# Work instructions
Reproduce the records below in full and exactly, without their images.

# Source data
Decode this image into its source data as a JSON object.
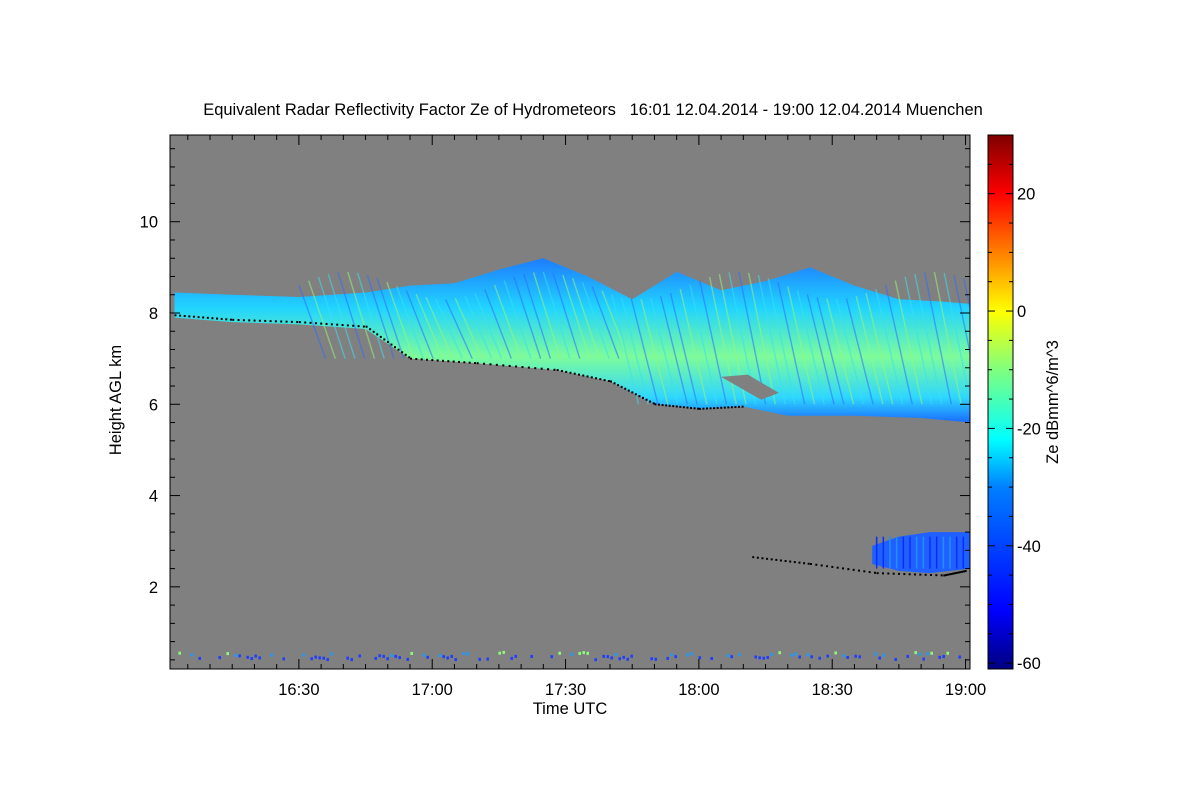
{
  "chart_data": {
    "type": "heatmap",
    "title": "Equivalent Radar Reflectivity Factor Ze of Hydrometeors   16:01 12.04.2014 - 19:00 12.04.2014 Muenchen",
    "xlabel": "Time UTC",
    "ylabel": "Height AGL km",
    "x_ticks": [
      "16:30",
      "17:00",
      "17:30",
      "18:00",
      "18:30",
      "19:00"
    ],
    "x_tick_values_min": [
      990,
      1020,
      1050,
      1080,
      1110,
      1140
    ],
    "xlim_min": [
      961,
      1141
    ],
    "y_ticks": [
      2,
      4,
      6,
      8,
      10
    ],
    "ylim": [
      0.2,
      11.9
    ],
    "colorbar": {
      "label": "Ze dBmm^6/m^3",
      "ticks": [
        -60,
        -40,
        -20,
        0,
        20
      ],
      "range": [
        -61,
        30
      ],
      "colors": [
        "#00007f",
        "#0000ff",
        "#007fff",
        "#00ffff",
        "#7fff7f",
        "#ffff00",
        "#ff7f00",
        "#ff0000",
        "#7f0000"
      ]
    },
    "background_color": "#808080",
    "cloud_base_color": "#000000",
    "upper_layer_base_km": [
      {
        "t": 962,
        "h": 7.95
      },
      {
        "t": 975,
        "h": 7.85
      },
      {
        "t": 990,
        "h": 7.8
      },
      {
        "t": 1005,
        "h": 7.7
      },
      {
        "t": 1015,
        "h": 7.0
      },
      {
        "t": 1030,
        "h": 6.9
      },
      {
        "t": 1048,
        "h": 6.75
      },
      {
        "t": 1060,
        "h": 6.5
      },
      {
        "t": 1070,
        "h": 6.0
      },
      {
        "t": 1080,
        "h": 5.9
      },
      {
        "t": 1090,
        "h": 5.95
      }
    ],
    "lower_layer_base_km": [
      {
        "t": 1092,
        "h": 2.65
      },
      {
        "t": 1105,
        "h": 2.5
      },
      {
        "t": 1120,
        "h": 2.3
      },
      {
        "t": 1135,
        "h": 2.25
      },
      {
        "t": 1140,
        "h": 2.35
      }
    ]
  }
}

# The solution
Decode this image into its source data as a JSON object.
{
  "chart_data": {
    "type": "heatmap",
    "title": "Equivalent Radar Reflectivity Factor Ze of Hydrometeors   16:01 12.04.2014 - 19:00 12.04.2014 Muenchen",
    "xlabel": "Time UTC",
    "ylabel": "Height AGL km",
    "x_ticks": [
      "16:30",
      "17:00",
      "17:30",
      "18:00",
      "18:30",
      "19:00"
    ],
    "x_tick_values_min": [
      990,
      1020,
      1050,
      1080,
      1110,
      1140
    ],
    "xlim_min": [
      961,
      1141
    ],
    "y_ticks": [
      2,
      4,
      6,
      8,
      10
    ],
    "ylim": [
      0.2,
      11.9
    ],
    "colorbar": {
      "label": "Ze dBmm^6/m^3",
      "ticks": [
        -60,
        -40,
        -20,
        0,
        20
      ],
      "range": [
        -61,
        30
      ],
      "colors": [
        "#00007f",
        "#0000ff",
        "#007fff",
        "#00ffff",
        "#7fff7f",
        "#ffff00",
        "#ff7f00",
        "#ff0000",
        "#7f0000"
      ]
    },
    "background_color": "#808080",
    "cloud_base_color": "#000000",
    "upper_layer_base_km": [
      {
        "t": 962,
        "h": 7.95
      },
      {
        "t": 975,
        "h": 7.85
      },
      {
        "t": 990,
        "h": 7.8
      },
      {
        "t": 1005,
        "h": 7.7
      },
      {
        "t": 1015,
        "h": 7.0
      },
      {
        "t": 1030,
        "h": 6.9
      },
      {
        "t": 1048,
        "h": 6.75
      },
      {
        "t": 1060,
        "h": 6.5
      },
      {
        "t": 1070,
        "h": 6.0
      },
      {
        "t": 1080,
        "h": 5.9
      },
      {
        "t": 1090,
        "h": 5.95
      }
    ],
    "lower_layer_base_km": [
      {
        "t": 1092,
        "h": 2.65
      },
      {
        "t": 1105,
        "h": 2.5
      },
      {
        "t": 1120,
        "h": 2.3
      },
      {
        "t": 1135,
        "h": 2.25
      },
      {
        "t": 1140,
        "h": 2.35
      }
    ]
  }
}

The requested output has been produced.